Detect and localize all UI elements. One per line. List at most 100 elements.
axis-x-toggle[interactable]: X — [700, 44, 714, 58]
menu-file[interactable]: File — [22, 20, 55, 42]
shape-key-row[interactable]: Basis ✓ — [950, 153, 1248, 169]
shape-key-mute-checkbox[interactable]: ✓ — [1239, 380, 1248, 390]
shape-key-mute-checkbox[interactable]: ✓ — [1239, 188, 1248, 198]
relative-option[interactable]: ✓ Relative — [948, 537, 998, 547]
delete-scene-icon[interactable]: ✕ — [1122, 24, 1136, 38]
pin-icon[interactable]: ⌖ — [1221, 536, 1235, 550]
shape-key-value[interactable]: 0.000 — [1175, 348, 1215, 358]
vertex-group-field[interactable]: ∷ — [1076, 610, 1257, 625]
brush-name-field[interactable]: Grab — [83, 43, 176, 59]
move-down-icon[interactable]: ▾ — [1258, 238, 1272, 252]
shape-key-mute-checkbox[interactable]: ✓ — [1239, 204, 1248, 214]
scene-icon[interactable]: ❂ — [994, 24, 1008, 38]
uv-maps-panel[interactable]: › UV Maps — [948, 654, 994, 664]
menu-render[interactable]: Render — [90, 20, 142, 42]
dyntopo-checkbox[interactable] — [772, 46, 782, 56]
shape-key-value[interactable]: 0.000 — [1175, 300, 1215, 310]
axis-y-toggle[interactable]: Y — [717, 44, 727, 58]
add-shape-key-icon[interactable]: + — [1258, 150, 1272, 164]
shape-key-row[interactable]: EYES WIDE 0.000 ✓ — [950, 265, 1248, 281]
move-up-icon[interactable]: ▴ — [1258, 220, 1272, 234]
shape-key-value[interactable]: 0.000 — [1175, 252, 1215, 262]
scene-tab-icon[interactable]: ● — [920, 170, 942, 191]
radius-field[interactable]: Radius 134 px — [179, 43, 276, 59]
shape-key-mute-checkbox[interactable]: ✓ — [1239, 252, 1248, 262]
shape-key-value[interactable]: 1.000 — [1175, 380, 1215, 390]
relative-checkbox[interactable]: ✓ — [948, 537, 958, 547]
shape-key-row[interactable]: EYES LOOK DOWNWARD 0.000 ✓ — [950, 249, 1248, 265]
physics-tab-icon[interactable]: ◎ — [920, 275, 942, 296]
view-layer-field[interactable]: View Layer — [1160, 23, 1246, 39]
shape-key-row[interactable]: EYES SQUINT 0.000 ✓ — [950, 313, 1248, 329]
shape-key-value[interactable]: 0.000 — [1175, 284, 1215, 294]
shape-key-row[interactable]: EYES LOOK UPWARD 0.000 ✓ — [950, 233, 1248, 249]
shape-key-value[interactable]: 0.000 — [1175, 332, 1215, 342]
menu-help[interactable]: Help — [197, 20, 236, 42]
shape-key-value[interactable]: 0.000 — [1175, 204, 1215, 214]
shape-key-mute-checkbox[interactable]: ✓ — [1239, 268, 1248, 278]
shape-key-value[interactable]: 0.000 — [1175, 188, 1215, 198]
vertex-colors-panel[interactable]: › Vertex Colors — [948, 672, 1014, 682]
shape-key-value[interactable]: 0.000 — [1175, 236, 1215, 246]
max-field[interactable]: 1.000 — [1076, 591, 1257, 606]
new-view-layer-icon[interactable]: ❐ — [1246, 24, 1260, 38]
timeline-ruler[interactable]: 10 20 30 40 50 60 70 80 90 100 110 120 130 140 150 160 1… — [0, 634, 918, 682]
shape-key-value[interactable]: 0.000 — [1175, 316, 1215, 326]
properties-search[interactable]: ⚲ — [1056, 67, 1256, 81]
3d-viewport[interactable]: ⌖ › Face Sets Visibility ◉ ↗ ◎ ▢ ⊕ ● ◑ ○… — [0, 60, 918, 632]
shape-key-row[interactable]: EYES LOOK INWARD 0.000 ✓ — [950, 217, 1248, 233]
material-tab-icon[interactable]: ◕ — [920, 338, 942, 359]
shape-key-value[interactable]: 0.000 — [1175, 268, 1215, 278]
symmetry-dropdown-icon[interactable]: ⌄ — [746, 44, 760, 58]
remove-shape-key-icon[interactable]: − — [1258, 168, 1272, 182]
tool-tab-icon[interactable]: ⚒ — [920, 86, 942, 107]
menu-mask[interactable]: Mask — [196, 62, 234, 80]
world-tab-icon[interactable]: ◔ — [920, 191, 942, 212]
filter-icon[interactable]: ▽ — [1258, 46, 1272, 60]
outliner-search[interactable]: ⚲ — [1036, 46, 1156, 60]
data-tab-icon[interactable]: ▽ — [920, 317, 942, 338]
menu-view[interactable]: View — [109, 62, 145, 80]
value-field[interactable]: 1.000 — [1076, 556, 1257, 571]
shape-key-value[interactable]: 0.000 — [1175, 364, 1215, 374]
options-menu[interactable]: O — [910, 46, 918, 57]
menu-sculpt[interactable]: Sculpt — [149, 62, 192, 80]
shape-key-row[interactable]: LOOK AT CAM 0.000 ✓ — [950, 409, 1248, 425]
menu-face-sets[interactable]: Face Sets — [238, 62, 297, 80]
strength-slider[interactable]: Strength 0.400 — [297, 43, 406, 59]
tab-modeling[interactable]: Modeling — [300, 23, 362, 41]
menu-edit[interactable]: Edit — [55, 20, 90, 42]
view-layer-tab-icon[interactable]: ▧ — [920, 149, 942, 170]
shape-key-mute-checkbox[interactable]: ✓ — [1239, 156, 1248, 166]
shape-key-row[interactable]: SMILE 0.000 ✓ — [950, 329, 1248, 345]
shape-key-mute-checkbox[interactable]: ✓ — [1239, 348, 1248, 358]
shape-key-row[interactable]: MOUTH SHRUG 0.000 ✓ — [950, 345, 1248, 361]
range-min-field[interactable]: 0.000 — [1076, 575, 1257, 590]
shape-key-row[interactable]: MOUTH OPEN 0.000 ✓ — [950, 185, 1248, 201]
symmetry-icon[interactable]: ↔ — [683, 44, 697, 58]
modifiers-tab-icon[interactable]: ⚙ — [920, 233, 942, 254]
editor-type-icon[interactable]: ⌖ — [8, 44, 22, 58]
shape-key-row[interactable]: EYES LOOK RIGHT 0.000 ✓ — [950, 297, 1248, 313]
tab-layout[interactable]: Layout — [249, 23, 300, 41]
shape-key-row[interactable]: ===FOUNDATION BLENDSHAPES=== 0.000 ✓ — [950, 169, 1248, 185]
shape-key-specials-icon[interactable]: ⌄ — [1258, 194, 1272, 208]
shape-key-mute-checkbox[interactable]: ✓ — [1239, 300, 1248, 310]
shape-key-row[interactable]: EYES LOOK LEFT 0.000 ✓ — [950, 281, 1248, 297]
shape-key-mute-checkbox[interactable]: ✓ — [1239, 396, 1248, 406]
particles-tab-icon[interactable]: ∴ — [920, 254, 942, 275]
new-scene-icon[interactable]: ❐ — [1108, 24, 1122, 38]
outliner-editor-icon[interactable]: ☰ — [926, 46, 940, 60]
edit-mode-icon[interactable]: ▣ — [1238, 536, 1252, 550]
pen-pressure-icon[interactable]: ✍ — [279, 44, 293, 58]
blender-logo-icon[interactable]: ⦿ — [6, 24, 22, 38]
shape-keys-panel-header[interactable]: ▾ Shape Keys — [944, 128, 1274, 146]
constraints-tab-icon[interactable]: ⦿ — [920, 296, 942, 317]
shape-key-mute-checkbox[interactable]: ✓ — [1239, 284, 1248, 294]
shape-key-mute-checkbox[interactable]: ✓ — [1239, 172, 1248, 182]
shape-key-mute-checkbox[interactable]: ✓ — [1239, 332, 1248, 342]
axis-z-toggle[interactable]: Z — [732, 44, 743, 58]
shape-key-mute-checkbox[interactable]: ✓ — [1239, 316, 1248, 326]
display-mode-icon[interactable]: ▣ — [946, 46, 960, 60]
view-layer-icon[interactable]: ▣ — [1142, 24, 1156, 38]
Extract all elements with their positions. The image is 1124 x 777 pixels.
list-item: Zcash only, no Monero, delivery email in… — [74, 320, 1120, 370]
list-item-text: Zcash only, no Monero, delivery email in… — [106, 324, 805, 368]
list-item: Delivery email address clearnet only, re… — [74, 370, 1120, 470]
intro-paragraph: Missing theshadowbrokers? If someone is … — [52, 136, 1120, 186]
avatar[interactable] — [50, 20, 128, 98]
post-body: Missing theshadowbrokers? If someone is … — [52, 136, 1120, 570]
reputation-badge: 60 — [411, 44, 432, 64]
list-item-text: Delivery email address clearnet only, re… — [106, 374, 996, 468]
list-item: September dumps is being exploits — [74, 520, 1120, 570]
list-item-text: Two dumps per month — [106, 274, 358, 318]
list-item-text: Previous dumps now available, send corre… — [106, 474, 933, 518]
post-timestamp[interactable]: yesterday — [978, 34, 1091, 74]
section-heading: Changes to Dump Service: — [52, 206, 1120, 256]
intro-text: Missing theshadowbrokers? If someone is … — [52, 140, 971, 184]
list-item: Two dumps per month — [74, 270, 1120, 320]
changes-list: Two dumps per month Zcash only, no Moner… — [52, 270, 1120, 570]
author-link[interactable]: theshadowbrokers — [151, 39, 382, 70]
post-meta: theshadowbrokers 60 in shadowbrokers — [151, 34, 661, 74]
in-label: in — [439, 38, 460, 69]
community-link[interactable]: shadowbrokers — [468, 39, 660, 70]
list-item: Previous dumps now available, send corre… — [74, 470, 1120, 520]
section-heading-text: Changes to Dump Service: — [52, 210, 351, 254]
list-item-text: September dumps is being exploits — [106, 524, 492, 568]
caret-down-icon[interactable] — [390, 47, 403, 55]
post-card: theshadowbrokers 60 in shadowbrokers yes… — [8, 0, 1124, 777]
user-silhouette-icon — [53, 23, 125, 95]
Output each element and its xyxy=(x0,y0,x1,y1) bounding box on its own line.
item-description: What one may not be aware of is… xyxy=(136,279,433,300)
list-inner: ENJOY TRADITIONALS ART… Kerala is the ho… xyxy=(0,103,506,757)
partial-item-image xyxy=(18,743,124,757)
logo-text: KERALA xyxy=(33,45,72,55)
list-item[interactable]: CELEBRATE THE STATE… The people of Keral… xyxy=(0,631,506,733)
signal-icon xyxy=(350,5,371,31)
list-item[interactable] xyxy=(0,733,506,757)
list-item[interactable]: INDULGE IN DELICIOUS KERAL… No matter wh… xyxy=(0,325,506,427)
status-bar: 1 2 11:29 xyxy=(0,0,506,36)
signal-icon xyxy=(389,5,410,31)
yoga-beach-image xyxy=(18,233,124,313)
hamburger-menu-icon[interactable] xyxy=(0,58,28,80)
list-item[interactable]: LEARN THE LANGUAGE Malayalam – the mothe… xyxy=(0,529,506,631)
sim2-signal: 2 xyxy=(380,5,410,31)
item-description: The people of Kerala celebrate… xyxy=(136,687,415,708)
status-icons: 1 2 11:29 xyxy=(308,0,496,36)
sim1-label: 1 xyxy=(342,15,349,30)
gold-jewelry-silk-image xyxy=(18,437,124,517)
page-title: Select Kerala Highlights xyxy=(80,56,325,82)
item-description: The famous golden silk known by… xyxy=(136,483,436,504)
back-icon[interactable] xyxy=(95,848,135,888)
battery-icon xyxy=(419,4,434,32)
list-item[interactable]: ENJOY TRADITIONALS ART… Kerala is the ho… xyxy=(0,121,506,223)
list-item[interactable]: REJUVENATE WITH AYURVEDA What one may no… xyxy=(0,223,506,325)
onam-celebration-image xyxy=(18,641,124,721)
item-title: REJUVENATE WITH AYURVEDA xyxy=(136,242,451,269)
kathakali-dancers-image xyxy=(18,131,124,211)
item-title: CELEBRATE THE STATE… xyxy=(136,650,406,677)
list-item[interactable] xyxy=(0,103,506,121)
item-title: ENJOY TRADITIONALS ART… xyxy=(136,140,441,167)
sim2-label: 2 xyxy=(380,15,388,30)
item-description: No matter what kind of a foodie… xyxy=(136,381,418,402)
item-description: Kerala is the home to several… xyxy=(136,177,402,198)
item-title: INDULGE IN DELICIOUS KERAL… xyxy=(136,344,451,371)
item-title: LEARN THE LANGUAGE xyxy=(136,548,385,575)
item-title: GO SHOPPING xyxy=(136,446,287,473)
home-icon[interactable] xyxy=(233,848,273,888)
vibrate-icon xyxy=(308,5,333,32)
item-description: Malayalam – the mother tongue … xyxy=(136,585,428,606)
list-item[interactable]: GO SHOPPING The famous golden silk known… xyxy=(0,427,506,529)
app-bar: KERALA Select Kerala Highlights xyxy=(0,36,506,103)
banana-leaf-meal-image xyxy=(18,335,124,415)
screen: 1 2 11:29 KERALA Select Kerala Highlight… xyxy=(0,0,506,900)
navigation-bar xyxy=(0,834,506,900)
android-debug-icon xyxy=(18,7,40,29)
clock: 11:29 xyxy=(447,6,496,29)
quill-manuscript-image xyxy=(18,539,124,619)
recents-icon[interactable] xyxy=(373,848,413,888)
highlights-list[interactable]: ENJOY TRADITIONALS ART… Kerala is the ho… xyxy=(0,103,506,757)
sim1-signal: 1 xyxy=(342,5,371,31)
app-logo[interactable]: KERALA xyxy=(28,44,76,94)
——————————
# [Task to carry out]
Extract the data from its first line through the line that contains "252, 1248, 262]", and copy each line character for character.

# [Answer to this task]
Detect and localize all UI elements. One per line. List at most 100 elements.
axis-x-toggle[interactable]: X — [700, 44, 714, 58]
menu-file[interactable]: File — [22, 20, 55, 42]
shape-key-row[interactable]: Basis ✓ — [950, 153, 1248, 169]
shape-key-mute-checkbox[interactable]: ✓ — [1239, 380, 1248, 390]
shape-key-mute-checkbox[interactable]: ✓ — [1239, 188, 1248, 198]
relative-option[interactable]: ✓ Relative — [948, 537, 998, 547]
delete-scene-icon[interactable]: ✕ — [1122, 24, 1136, 38]
pin-icon[interactable]: ⌖ — [1221, 536, 1235, 550]
shape-key-value[interactable]: 0.000 — [1175, 348, 1215, 358]
vertex-group-field[interactable]: ∷ — [1076, 610, 1257, 625]
brush-name-field[interactable]: Grab — [83, 43, 176, 59]
move-down-icon[interactable]: ▾ — [1258, 238, 1272, 252]
shape-key-mute-checkbox[interactable]: ✓ — [1239, 204, 1248, 214]
scene-icon[interactable]: ❂ — [994, 24, 1008, 38]
uv-maps-panel[interactable]: › UV Maps — [948, 654, 994, 664]
menu-render[interactable]: Render — [90, 20, 142, 42]
dyntopo-checkbox[interactable] — [772, 46, 782, 56]
shape-key-value[interactable]: 0.000 — [1175, 300, 1215, 310]
axis-y-toggle[interactable]: Y — [717, 44, 727, 58]
add-shape-key-icon[interactable]: + — [1258, 150, 1272, 164]
shape-key-row[interactable]: EYES WIDE 0.000 ✓ — [950, 265, 1248, 281]
move-up-icon[interactable]: ▴ — [1258, 220, 1272, 234]
shape-key-value[interactable]: 0.000 — [1175, 252, 1215, 262]
scene-tab-icon[interactable]: ● — [920, 170, 942, 191]
radius-field[interactable]: Radius 134 px — [179, 43, 276, 59]
shape-key-mute-checkbox[interactable]: ✓ — [1239, 252, 1248, 262]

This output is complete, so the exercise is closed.